Short task - Copy each line exactly. Leave nothing out.

[Data entries]
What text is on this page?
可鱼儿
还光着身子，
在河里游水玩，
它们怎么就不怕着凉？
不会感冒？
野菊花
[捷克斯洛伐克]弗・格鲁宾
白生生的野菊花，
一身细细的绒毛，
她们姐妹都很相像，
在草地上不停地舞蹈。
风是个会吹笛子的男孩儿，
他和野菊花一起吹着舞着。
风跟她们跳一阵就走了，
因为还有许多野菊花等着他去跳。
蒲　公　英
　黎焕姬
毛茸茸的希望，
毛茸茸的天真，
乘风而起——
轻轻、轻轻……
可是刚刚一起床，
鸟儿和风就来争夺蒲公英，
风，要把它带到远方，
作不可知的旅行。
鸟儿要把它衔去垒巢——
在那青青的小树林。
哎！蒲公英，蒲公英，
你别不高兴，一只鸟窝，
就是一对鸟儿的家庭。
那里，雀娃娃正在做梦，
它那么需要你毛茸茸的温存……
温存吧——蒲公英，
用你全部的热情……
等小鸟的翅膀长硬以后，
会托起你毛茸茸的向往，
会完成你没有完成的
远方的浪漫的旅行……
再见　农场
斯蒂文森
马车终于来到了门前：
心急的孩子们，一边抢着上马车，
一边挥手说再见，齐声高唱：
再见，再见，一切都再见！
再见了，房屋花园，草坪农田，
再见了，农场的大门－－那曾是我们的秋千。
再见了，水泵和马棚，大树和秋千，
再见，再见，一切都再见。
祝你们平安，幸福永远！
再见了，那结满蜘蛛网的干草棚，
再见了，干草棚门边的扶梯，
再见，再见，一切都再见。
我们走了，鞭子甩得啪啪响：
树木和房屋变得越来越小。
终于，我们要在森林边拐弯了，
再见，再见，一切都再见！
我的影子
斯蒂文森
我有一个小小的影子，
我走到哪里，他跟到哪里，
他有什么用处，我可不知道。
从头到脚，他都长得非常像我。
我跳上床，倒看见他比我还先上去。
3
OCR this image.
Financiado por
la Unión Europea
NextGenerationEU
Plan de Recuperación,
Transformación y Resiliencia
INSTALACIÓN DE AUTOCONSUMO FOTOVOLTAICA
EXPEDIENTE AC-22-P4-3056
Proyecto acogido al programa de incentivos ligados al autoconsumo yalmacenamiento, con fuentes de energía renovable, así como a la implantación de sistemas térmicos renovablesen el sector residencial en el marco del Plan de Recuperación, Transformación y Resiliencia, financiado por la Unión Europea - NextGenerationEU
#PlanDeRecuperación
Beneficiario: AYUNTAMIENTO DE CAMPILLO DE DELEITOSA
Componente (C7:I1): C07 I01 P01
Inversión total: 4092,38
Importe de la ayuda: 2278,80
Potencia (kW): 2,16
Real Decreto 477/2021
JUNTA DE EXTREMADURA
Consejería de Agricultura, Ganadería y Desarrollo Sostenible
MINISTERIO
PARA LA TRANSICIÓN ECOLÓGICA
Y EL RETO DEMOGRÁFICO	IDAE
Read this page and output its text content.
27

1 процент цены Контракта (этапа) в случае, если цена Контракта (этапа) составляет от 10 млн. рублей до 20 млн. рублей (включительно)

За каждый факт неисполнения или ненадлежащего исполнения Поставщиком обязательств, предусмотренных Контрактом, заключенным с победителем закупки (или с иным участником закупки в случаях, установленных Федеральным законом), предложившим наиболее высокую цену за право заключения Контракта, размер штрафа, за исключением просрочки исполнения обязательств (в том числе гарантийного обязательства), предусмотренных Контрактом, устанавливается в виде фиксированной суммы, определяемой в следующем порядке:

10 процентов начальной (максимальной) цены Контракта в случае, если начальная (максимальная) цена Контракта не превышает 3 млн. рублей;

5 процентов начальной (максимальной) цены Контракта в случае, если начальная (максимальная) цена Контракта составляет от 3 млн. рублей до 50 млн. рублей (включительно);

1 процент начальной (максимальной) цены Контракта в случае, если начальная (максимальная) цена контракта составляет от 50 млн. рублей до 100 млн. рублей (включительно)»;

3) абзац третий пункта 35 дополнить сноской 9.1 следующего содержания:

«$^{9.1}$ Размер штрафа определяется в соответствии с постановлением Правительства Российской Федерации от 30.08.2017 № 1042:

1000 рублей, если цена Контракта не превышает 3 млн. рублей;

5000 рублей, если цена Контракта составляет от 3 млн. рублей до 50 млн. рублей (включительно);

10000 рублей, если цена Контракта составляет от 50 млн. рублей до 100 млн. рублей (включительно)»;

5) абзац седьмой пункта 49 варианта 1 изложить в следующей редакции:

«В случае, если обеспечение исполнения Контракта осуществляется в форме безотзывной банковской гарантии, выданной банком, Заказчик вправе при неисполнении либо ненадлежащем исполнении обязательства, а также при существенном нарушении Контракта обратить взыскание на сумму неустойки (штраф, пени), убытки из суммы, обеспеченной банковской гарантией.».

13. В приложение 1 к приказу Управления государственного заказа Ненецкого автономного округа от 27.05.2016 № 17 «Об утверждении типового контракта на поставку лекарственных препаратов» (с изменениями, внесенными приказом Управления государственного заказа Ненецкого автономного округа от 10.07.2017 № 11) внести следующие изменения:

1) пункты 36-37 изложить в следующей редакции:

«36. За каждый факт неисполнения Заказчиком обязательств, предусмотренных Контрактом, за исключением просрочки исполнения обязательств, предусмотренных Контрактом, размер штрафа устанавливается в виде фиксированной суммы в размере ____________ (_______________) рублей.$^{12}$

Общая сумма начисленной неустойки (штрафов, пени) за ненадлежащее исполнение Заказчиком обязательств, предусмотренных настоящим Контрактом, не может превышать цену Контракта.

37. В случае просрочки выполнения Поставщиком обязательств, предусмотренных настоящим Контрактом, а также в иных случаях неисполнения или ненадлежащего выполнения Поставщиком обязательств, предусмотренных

Result of the task -
What text is on this page?
可鱼儿
还光着身子，
在河里游水玩，
它们怎么就不怕着凉？
不会感冒？
野菊花
[捷克斯洛伐克]弗・格鲁宾
白生生的野菊花，
一身细细的绒毛，
她们姐妹都很相像，
在草地上不停地舞蹈。
风是个会吹笛子的男孩儿，
他和野菊花一起吹着舞着。
风跟她们跳一阵就走了，
因为还有许多野菊花等着他去跳。
蒲　公　英
　黎焕姬
毛茸茸的希望，
毛茸茸的天真，
乘风而起——
轻轻、轻轻……
可是刚刚一起床，
鸟儿和风就来争夺蒲公英，
风，要把它带到远方，
作不可知的旅行。
鸟儿要把它衔去垒巢——
在那青青的小树林。
哎！蒲公英，蒲公英，
你别不高兴，一只鸟窝，
就是一对鸟儿的家庭。
那里，雀娃娃正在做梦，
它那么需要你毛茸茸的温存……
温存吧——蒲公英，
用你全部的热情……
等小鸟的翅膀长硬以后，
会托起你毛茸茸的向往，
会完成你没有完成的
远方的浪漫的旅行……
再见　农场
斯蒂文森
马车终于来到了门前：
心急的孩子们，一边抢着上马车，
一边挥手说再见，齐声高唱：
再见，再见，一切都再见！
再见了，房屋花园，草坪农田，
再见了，农场的大门－－那曾是我们的秋千。
再见了，水泵和马棚，大树和秋千，
再见，再见，一切都再见。
祝你们平安，幸福永远！
再见了，那结满蜘蛛网的干草棚，
再见了，干草棚门边的扶梯，
再见，再见，一切都再见。
我们走了，鞭子甩得啪啪响：
树木和房屋变得越来越小。
终于，我们要在森林边拐弯了，
再见，再见，一切都再见！
我的影子
斯蒂文森
我有一个小小的影子，
我走到哪里，他跟到哪里，
他有什么用处，我可不知道。
从头到脚，他都长得非常像我。
我跳上床，倒看见他比我还先上去。
3
OCR this image.
Financiado por
la Unión Europea
NextGenerationEU
Plan de Recuperación,
Transformación y Resiliencia
INSTALACIÓN DE AUTOCONSUMO FOTOVOLTAICA
EXPEDIENTE AC-22-P4-3056
Proyecto acogido al programa de incentivos ligados al autoconsumo yalmacenamiento, con fuentes de energía renovable, así como a la implantación de sistemas térmicos renovablesen el sector residencial en el marco del Plan de Recuperación, Transformación y Resiliencia, financiado por la Unión Europea - NextGenerationEU
#PlanDeRecuperación
Beneficiario: AYUNTAMIENTO DE CAMPILLO DE DELEITOSA
Componente (C7:I1): C07 I01 P01
Inversión total: 4092,38
Importe de la ayuda: 2278,80
Potencia (kW): 2,16
Real Decreto 477/2021
JUNTA DE EXTREMADURA
Consejería de Agricultura, Ganadería y Desarrollo Sostenible
MINISTERIO
PARA LA TRANSICIÓN ECOLÓGICA
Y EL RETO DEMOGRÁFICO	IDAE
Read this page and output its text content.
27

1 процент цены Контракта (этапа) в случае, если цена Контракта (этапа) составляет от 10 млн. рублей до 20 млн. рублей (включительно)

За каждый факт неисполнения или ненадлежащего исполнения Поставщиком обязательств, предусмотренных Контрактом, заключенным с победителем закупки (или с иным участником закупки в случаях, установленных Федеральным законом), предложившим наиболее высокую цену за право заключения Контракта, размер штрафа, за исключением просрочки исполнения обязательств (в том числе гарантийного обязательства), предусмотренных Контрактом, устанавливается в виде фиксированной суммы, определяемой в следующем порядке:

10 процентов начальной (максимальной) цены Контракта в случае, если начальная (максимальная) цена Контракта не превышает 3 млн. рублей;

5 процентов начальной (максимальной) цены Контракта в случае, если начальная (максимальная) цена Контракта составляет от 3 млн. рублей до 50 млн. рублей (включительно);

1 процент начальной (максимальной) цены Контракта в случае, если начальная (максимальная) цена контракта составляет от 50 млн. рублей до 100 млн. рублей (включительно)»;

3) абзац третий пункта 35 дополнить сноской 9.1 следующего содержания:

«$^{9.1}$ Размер штрафа определяется в соответствии с постановлением Правительства Российской Федерации от 30.08.2017 № 1042:

1000 рублей, если цена Контракта не превышает 3 млн. рублей;

5000 рублей, если цена Контракта составляет от 3 млн. рублей до 50 млн. рублей (включительно);

10000 рублей, если цена Контракта составляет от 50 млн. рублей до 100 млн. рублей (включительно)»;

5) абзац седьмой пункта 49 варианта 1 изложить в следующей редакции:

«В случае, если обеспечение исполнения Контракта осуществляется в форме безотзывной банковской гарантии, выданной банком, Заказчик вправе при неисполнении либо ненадлежащем исполнении обязательства, а также при существенном нарушении Контракта обратить взыскание на сумму неустойки (штраф, пени), убытки из суммы, обеспеченной банковской гарантией.».

13. В приложение 1 к приказу Управления государственного заказа Ненецкого автономного округа от 27.05.2016 № 17 «Об утверждении типового контракта на поставку лекарственных препаратов» (с изменениями, внесенными приказом Управления государственного заказа Ненецкого автономного округа от 10.07.2017 № 11) внести следующие изменения:

1) пункты 36-37 изложить в следующей редакции:

«36. За каждый факт неисполнения Заказчиком обязательств, предусмотренных Контрактом, за исключением просрочки исполнения обязательств, предусмотренных Контрактом, размер штрафа устанавливается в виде фиксированной суммы в размере ____________ (_______________) рублей.$^{12}$

Общая сумма начисленной неустойки (штрафов, пени) за ненадлежащее исполнение Заказчиком обязательств, предусмотренных настоящим Контрактом, не может превышать цену Контракта.

37. В случае просрочки выполнения Поставщиком обязательств, предусмотренных настоящим Контрактом, а также в иных случаях неисполнения или ненадлежащего выполнения Поставщиком обязательств, предусмотренных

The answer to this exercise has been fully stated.